- **Dataset items**:
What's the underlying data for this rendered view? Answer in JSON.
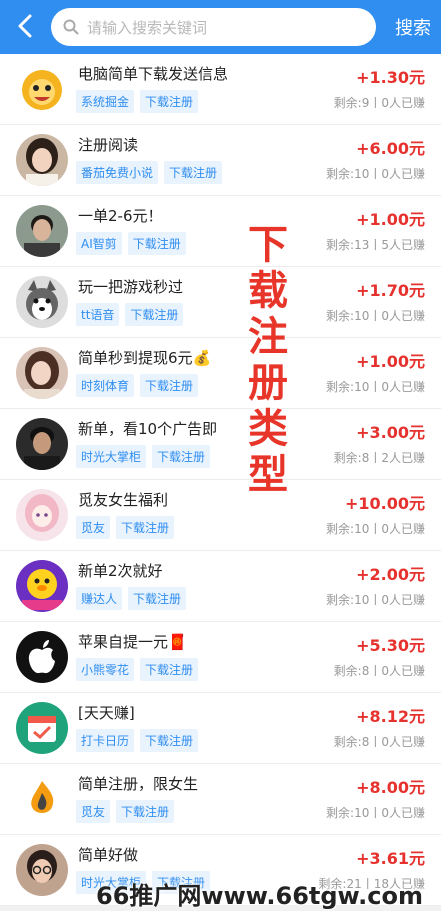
{
  "header": {
    "search_placeholder": "请输入搜索关键词",
    "search_button": "搜索"
  },
  "tasks": [
    {
      "title": "电脑简单下载发送信息",
      "tags": [
        "系统掘金",
        "下载注册"
      ],
      "reward": "+1.30元",
      "stats": "剩余:9丨0人已赚",
      "avatar": "cartoon-lion-avatar"
    },
    {
      "title": "注册阅读",
      "tags": [
        "番茄免费小说",
        "下载注册"
      ],
      "reward": "+6.00元",
      "stats": "剩余:10丨0人已赚",
      "avatar": "girl-photo-avatar"
    },
    {
      "title": "一单2-6元！",
      "tags": [
        "AI智剪",
        "下载注册"
      ],
      "reward": "+1.00元",
      "stats": "剩余:13丨5人已赚",
      "avatar": "man-photo-avatar"
    },
    {
      "title": "玩一把游戏秒过",
      "tags": [
        "tt语音",
        "下载注册"
      ],
      "reward": "+1.70元",
      "stats": "剩余:10丨0人已赚",
      "avatar": "husky-dog-avatar"
    },
    {
      "title": "简单秒到提现6元💰",
      "tags": [
        "时刻体育",
        "下载注册"
      ],
      "reward": "+1.00元",
      "stats": "剩余:10丨0人已赚",
      "avatar": "woman-photo-avatar"
    },
    {
      "title": "新单，看10个广告即",
      "tags": [
        "时光大掌柜",
        "下载注册"
      ],
      "reward": "+3.00元",
      "stats": "剩余:8丨2人已赚",
      "avatar": "man-dark-avatar"
    },
    {
      "title": "觅友女生福利",
      "tags": [
        "觅友",
        "下载注册"
      ],
      "reward": "+10.00元",
      "stats": "剩余:10丨0人已赚",
      "avatar": "anime-girl-avatar"
    },
    {
      "title": "新单2次就好",
      "tags": [
        "赚达人",
        "下载注册"
      ],
      "reward": "+2.00元",
      "stats": "剩余:10丨0人已赚",
      "avatar": "yellow-duck-avatar"
    },
    {
      "title": "苹果自提一元🧧",
      "tags": [
        "小熊零花",
        "下载注册"
      ],
      "reward": "+5.30元",
      "stats": "剩余:8丨0人已赚",
      "avatar": "apple-logo-avatar"
    },
    {
      "title": "[天天赚]",
      "tags": [
        "打卡日历",
        "下载注册"
      ],
      "reward": "+8.12元",
      "stats": "剩余:8丨0人已赚",
      "avatar": "calendar-app-avatar"
    },
    {
      "title": "简单注册，限女生",
      "tags": [
        "觅友",
        "下载注册"
      ],
      "reward": "+8.00元",
      "stats": "剩余:10丨0人已赚",
      "avatar": "flame-logo-avatar"
    },
    {
      "title": "简单好做",
      "tags": [
        "时光大掌柜",
        "下载注册"
      ],
      "reward": "+3.61元",
      "stats": "剩余:21丨18人已赚",
      "avatar": "woman-glasses-avatar"
    }
  ],
  "overlay_text": "下载注册类型",
  "watermark": "66推广网www.66tgw.com",
  "colors": {
    "primary": "#2f8ef0",
    "reward": "#e6322e",
    "overlay": "#e8352a"
  }
}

- **What is required**:
Leave out the pictures and retype every line above exactly.

- **Complete output**:
What's the underlying data for this rendered view? Answer in JSON.
{
  "header": {
    "search_placeholder": "请输入搜索关键词",
    "search_button": "搜索"
  },
  "tasks": [
    {
      "title": "电脑简单下载发送信息",
      "tags": [
        "系统掘金",
        "下载注册"
      ],
      "reward": "+1.30元",
      "stats": "剩余:9丨0人已赚",
      "avatar": "cartoon-lion-avatar"
    },
    {
      "title": "注册阅读",
      "tags": [
        "番茄免费小说",
        "下载注册"
      ],
      "reward": "+6.00元",
      "stats": "剩余:10丨0人已赚",
      "avatar": "girl-photo-avatar"
    },
    {
      "title": "一单2-6元！",
      "tags": [
        "AI智剪",
        "下载注册"
      ],
      "reward": "+1.00元",
      "stats": "剩余:13丨5人已赚",
      "avatar": "man-photo-avatar"
    },
    {
      "title": "玩一把游戏秒过",
      "tags": [
        "tt语音",
        "下载注册"
      ],
      "reward": "+1.70元",
      "stats": "剩余:10丨0人已赚",
      "avatar": "husky-dog-avatar"
    },
    {
      "title": "简单秒到提现6元💰",
      "tags": [
        "时刻体育",
        "下载注册"
      ],
      "reward": "+1.00元",
      "stats": "剩余:10丨0人已赚",
      "avatar": "woman-photo-avatar"
    },
    {
      "title": "新单，看10个广告即",
      "tags": [
        "时光大掌柜",
        "下载注册"
      ],
      "reward": "+3.00元",
      "stats": "剩余:8丨2人已赚",
      "avatar": "man-dark-avatar"
    },
    {
      "title": "觅友女生福利",
      "tags": [
        "觅友",
        "下载注册"
      ],
      "reward": "+10.00元",
      "stats": "剩余:10丨0人已赚",
      "avatar": "anime-girl-avatar"
    },
    {
      "title": "新单2次就好",
      "tags": [
        "赚达人",
        "下载注册"
      ],
      "reward": "+2.00元",
      "stats": "剩余:10丨0人已赚",
      "avatar": "yellow-duck-avatar"
    },
    {
      "title": "苹果自提一元🧧",
      "tags": [
        "小熊零花",
        "下载注册"
      ],
      "reward": "+5.30元",
      "stats": "剩余:8丨0人已赚",
      "avatar": "apple-logo-avatar"
    },
    {
      "title": "[天天赚]",
      "tags": [
        "打卡日历",
        "下载注册"
      ],
      "reward": "+8.12元",
      "stats": "剩余:8丨0人已赚",
      "avatar": "calendar-app-avatar"
    },
    {
      "title": "简单注册，限女生",
      "tags": [
        "觅友",
        "下载注册"
      ],
      "reward": "+8.00元",
      "stats": "剩余:10丨0人已赚",
      "avatar": "flame-logo-avatar"
    },
    {
      "title": "简单好做",
      "tags": [
        "时光大掌柜",
        "下载注册"
      ],
      "reward": "+3.61元",
      "stats": "剩余:21丨18人已赚",
      "avatar": "woman-glasses-avatar"
    }
  ],
  "overlay_text": "下载注册类型",
  "watermark": "66推广网www.66tgw.com",
  "colors": {
    "primary": "#2f8ef0",
    "reward": "#e6322e",
    "overlay": "#e8352a"
  }
}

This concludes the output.